*The task:* Repeat the material below word for word and leave out all pictures.

*Information given:*
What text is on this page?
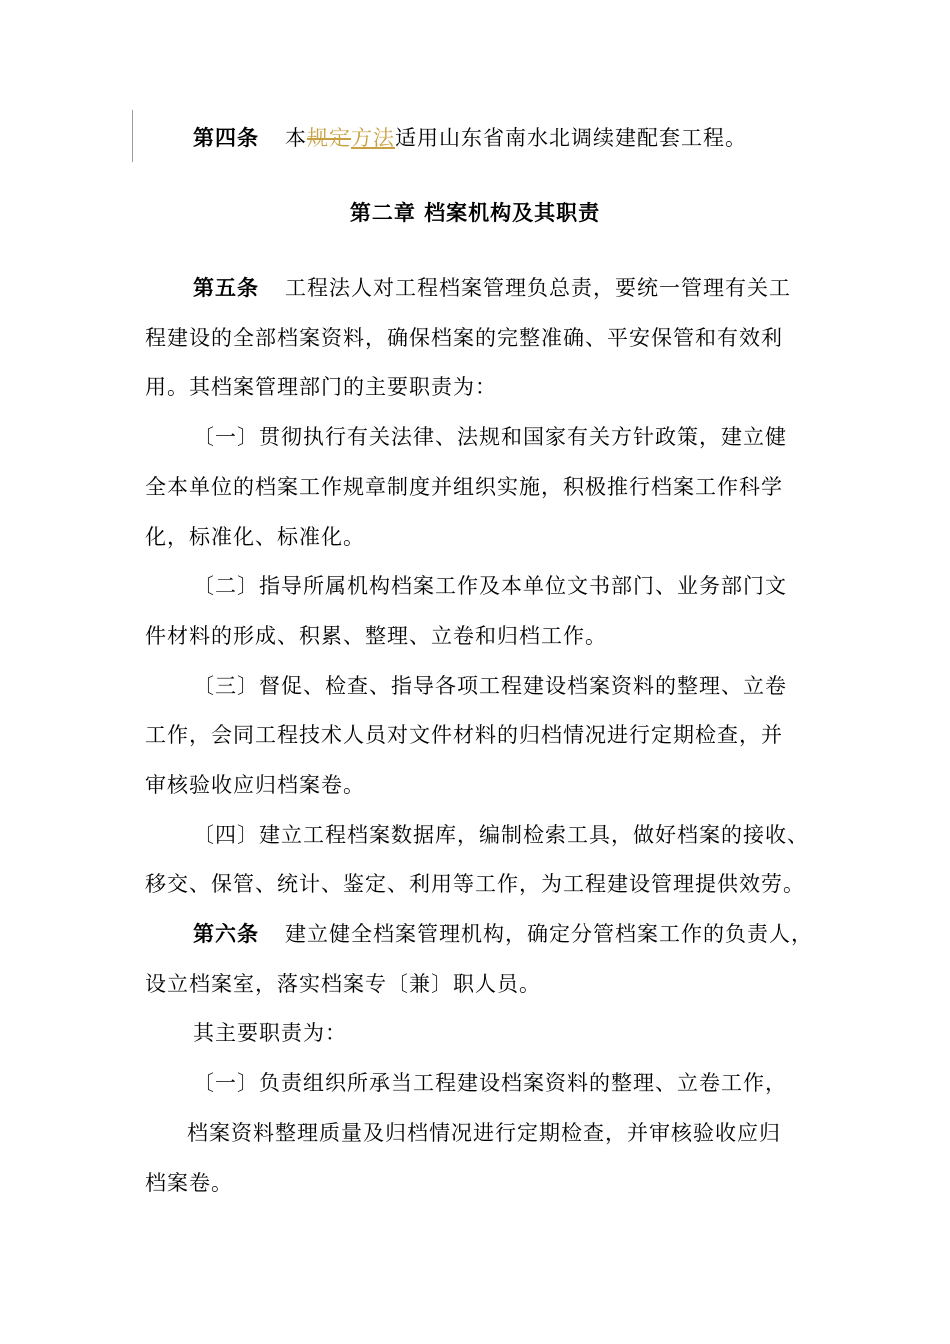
第四条 本规定方法适用山东省南水北调续建配套工程。
第二章 档案机构及其职责
第五条 工程法人对工程档案管理负总责，要统一管理有关工
程建设的全部档案资料，确保档案的完整准确、平安保管和有效利
用。其档案管理部门的主要职责为：
〔一〕贯彻执行有关法律、法规和国家有关方针政策，建立健
全本单位的档案工作规章制度并组织实施，积极推行档案工作科学
化，标准化、标准化。
〔二〕指导所属机构档案工作及本单位文书部门、业务部门文
件材料的形成、积累、整理、立卷和归档工作。
〔三〕督促、检查、指导各项工程建设档案资料的整理、立卷
工作，会同工程技术人员对文件材料的归档情况进行定期检查，并
审核验收应归档案卷。
〔四〕建立工程档案数据库，编制检索工具，做好档案的接收、
移交、保管、统计、鉴定、利用等工作，为工程建设管理提供效劳。
第六条 建立健全档案管理机构，确定分管档案工作的负责人，
设立档案室，落实档案专〔兼〕职人员。
其主要职责为：
〔一〕负责组织所承当工程建设档案资料的整理、立卷工作，
档案资料整理质量及归档情况进行定期检查，并审核验收应归
档案卷。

*Reply to the task:*
What text is on this page?
第四条 本规定方法适用山东省南水北调续建配套工程。
第二章 档案机构及其职责
第五条 工程法人对工程档案管理负总责，要统一管理有关工
程建设的全部档案资料，确保档案的完整准确、平安保管和有效利
用。其档案管理部门的主要职责为：
〔一〕贯彻执行有关法律、法规和国家有关方针政策，建立健
全本单位的档案工作规章制度并组织实施，积极推行档案工作科学
化，标准化、标准化。
〔二〕指导所属机构档案工作及本单位文书部门、业务部门文
件材料的形成、积累、整理、立卷和归档工作。
〔三〕督促、检查、指导各项工程建设档案资料的整理、立卷
工作，会同工程技术人员对文件材料的归档情况进行定期检查，并
审核验收应归档案卷。
〔四〕建立工程档案数据库，编制检索工具，做好档案的接收、
移交、保管、统计、鉴定、利用等工作，为工程建设管理提供效劳。
第六条 建立健全档案管理机构，确定分管档案工作的负责人，
设立档案室，落实档案专〔兼〕职人员。
其主要职责为：
〔一〕负责组织所承当工程建设档案资料的整理、立卷工作，
档案资料整理质量及归档情况进行定期检查，并审核验收应归
档案卷。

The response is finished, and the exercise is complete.